▸ Figure data in JSON:
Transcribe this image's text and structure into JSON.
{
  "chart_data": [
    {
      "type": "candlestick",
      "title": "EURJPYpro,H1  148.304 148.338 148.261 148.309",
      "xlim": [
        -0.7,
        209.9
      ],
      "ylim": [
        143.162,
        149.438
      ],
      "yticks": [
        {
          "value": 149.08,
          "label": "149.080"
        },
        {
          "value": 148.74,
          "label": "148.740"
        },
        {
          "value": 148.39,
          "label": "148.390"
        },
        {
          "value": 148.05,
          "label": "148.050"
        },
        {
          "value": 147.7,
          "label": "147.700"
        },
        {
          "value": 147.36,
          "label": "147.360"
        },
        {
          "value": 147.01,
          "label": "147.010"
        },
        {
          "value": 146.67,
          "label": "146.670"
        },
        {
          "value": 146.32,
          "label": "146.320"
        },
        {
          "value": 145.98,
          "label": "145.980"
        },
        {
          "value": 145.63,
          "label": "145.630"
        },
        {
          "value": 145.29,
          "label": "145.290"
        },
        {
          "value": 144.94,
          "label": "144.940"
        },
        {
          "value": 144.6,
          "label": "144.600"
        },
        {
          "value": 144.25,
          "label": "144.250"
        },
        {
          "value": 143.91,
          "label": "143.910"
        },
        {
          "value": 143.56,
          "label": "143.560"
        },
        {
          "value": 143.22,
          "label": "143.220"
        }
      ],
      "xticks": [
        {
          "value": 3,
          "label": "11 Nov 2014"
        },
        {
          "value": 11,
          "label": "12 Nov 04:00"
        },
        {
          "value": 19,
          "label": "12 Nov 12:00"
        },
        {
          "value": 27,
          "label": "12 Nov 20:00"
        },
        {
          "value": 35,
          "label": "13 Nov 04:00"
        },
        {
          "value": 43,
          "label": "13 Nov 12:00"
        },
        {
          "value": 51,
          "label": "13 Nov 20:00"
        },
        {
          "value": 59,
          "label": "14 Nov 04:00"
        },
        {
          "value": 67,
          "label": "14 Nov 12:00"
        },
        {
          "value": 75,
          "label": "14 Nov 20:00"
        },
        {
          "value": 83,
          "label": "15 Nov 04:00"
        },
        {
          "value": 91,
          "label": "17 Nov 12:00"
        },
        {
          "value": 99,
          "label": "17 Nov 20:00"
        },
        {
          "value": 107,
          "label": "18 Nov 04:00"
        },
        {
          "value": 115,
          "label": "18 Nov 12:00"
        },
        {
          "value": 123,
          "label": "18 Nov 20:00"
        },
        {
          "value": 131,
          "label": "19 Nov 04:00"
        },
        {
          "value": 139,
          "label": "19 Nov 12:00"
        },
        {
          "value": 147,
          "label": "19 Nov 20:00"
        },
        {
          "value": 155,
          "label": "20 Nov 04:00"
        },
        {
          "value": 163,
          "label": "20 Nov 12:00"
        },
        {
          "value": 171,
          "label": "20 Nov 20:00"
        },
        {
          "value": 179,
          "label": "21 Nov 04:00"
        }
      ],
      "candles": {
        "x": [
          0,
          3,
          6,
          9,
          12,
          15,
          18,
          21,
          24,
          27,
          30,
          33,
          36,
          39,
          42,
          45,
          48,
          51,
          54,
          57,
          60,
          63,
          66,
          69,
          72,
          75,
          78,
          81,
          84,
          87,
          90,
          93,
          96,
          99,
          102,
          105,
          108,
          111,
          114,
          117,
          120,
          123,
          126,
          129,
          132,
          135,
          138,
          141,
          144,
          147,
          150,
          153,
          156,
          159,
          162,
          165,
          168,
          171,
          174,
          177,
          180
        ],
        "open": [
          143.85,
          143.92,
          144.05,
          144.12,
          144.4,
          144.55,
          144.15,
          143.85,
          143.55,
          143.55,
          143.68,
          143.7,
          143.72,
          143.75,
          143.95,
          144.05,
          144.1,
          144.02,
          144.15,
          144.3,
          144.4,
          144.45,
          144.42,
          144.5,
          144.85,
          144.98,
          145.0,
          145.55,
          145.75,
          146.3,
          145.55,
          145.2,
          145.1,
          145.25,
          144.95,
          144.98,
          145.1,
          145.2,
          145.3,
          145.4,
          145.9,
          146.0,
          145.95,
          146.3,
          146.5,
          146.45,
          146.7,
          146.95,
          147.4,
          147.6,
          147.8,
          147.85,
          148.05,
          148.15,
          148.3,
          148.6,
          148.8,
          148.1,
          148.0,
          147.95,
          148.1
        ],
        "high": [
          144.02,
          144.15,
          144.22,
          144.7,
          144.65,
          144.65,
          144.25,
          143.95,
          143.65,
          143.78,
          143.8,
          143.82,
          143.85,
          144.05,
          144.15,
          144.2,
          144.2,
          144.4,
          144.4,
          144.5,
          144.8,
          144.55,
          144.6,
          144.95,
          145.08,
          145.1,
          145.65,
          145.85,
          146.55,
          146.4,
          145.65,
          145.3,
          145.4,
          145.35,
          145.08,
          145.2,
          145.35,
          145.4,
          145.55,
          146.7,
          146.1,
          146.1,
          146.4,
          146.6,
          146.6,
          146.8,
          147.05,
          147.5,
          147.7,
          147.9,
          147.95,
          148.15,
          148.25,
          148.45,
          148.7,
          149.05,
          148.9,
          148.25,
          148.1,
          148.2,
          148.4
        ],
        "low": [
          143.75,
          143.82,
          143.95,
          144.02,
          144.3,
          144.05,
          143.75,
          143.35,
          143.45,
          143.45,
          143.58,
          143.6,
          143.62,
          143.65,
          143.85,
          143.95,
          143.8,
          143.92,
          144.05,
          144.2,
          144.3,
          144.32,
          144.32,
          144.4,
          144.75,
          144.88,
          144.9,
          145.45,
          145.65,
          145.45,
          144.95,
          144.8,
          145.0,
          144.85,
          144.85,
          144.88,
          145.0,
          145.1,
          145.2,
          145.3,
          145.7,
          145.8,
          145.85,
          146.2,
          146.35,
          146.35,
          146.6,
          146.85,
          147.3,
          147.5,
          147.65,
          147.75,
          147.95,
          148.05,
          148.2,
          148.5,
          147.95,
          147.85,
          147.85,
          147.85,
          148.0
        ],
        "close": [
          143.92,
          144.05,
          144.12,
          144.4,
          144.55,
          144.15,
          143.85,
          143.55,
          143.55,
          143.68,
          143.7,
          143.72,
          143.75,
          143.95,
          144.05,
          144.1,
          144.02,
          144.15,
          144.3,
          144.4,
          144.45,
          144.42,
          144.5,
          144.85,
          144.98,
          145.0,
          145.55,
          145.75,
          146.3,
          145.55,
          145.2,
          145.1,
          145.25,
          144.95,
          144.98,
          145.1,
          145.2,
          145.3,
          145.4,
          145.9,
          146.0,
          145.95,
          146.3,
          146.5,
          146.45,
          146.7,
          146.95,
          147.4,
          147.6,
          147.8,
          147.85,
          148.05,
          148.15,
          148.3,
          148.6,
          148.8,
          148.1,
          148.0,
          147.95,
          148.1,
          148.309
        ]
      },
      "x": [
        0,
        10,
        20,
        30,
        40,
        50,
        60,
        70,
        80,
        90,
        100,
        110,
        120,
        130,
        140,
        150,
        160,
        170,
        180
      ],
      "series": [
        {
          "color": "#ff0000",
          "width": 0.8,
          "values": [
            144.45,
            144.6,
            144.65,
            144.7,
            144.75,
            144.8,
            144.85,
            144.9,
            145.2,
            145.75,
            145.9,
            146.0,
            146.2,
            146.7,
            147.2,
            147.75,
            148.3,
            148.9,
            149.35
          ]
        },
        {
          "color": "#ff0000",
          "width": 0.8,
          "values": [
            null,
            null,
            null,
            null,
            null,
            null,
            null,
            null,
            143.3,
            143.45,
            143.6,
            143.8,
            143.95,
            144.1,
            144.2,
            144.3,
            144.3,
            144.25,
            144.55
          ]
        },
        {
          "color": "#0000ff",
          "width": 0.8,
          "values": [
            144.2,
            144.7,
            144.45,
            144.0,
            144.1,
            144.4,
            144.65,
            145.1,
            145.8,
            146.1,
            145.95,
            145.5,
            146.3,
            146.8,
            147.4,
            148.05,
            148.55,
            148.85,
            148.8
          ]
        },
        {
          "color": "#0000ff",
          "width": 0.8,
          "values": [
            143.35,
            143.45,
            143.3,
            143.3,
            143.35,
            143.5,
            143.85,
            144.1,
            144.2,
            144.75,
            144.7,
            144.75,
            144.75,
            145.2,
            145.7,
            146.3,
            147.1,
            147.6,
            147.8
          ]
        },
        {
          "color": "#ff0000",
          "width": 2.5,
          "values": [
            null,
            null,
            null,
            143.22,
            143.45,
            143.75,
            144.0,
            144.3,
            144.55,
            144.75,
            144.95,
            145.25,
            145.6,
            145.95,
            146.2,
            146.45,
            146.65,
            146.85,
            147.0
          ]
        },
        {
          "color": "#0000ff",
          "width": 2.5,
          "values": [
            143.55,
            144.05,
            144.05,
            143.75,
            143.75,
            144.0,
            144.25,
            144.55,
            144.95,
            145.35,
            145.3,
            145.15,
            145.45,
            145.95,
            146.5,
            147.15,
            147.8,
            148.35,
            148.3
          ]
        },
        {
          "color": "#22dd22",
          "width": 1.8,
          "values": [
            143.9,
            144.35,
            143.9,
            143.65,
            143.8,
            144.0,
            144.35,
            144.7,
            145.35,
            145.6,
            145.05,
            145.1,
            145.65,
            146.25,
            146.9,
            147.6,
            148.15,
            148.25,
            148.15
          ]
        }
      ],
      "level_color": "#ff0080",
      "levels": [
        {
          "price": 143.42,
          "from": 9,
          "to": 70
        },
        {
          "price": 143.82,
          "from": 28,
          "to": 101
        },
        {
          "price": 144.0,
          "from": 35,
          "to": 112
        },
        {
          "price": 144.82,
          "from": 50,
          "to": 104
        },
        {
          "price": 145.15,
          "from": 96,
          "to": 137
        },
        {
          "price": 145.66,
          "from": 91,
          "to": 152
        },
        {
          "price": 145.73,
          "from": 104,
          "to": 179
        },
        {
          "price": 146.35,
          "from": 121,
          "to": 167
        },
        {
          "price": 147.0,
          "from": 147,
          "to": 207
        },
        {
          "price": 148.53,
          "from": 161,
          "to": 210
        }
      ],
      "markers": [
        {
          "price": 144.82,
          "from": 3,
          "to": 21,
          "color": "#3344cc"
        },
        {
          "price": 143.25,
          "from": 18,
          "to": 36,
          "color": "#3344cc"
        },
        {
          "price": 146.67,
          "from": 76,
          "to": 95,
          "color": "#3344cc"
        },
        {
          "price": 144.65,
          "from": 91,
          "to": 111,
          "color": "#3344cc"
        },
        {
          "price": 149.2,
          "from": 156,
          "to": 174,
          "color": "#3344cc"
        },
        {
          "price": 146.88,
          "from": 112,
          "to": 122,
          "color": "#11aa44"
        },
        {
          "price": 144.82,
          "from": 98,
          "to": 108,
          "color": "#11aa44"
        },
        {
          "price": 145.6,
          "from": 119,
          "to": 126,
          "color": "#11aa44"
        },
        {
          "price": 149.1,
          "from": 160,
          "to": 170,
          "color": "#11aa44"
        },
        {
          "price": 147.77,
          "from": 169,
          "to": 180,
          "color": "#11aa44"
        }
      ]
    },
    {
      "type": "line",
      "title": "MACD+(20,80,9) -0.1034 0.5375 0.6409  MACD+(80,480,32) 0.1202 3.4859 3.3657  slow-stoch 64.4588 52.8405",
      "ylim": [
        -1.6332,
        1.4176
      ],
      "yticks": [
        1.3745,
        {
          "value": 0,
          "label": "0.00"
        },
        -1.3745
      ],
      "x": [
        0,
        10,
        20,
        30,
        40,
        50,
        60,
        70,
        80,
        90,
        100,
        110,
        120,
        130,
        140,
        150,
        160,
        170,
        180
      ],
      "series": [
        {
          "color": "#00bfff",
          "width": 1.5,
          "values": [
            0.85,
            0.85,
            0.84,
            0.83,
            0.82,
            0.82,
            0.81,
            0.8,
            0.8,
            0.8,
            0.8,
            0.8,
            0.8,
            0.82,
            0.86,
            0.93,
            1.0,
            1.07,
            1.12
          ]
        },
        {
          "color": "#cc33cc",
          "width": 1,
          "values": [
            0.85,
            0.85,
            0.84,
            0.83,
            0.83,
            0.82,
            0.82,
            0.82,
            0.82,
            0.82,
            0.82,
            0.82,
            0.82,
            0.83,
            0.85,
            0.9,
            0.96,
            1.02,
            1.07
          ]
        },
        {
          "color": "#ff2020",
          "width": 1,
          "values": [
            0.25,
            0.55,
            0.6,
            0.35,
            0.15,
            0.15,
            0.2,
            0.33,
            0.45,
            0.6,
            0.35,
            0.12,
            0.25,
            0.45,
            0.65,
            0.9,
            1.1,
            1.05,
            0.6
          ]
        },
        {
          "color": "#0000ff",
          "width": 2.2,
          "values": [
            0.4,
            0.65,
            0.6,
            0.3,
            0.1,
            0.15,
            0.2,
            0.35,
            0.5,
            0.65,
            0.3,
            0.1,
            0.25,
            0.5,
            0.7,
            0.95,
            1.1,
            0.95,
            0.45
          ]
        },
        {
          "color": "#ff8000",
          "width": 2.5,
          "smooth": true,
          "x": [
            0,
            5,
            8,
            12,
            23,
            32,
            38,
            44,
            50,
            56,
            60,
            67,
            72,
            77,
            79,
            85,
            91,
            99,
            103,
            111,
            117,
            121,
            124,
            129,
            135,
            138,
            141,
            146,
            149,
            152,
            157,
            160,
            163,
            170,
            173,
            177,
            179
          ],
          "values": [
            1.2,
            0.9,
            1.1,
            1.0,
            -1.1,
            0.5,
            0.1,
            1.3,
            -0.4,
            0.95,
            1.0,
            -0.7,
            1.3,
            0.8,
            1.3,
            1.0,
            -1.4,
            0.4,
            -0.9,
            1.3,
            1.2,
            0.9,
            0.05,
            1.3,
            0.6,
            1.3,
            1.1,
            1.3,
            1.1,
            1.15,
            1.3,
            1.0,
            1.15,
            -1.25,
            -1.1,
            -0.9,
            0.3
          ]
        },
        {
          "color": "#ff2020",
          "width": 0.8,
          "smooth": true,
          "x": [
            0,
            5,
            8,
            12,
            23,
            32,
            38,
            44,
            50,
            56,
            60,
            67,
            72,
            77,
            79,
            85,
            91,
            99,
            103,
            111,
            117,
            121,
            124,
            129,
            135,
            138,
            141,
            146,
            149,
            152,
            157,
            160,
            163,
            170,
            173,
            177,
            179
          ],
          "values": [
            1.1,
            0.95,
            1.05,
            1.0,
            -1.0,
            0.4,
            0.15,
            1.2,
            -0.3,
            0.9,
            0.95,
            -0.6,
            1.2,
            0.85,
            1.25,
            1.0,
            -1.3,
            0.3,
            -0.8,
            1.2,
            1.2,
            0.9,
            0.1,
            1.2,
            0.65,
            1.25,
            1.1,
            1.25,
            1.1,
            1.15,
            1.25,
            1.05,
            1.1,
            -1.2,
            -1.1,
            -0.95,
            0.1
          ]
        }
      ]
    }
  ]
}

▸ Exercise requirements: List all lines above in which the string "title" appears.

▸ Written response:
      "title": "EURJPYpro,H1  148.304 148.338 148.261 148.309",
      "title": "MACD+(20,80,9) -0.1034 0.5375 0.6409  MACD+(80,480,32) 0.1202 3.4859 3.3657  slow-stoch 64.4588 52.8405",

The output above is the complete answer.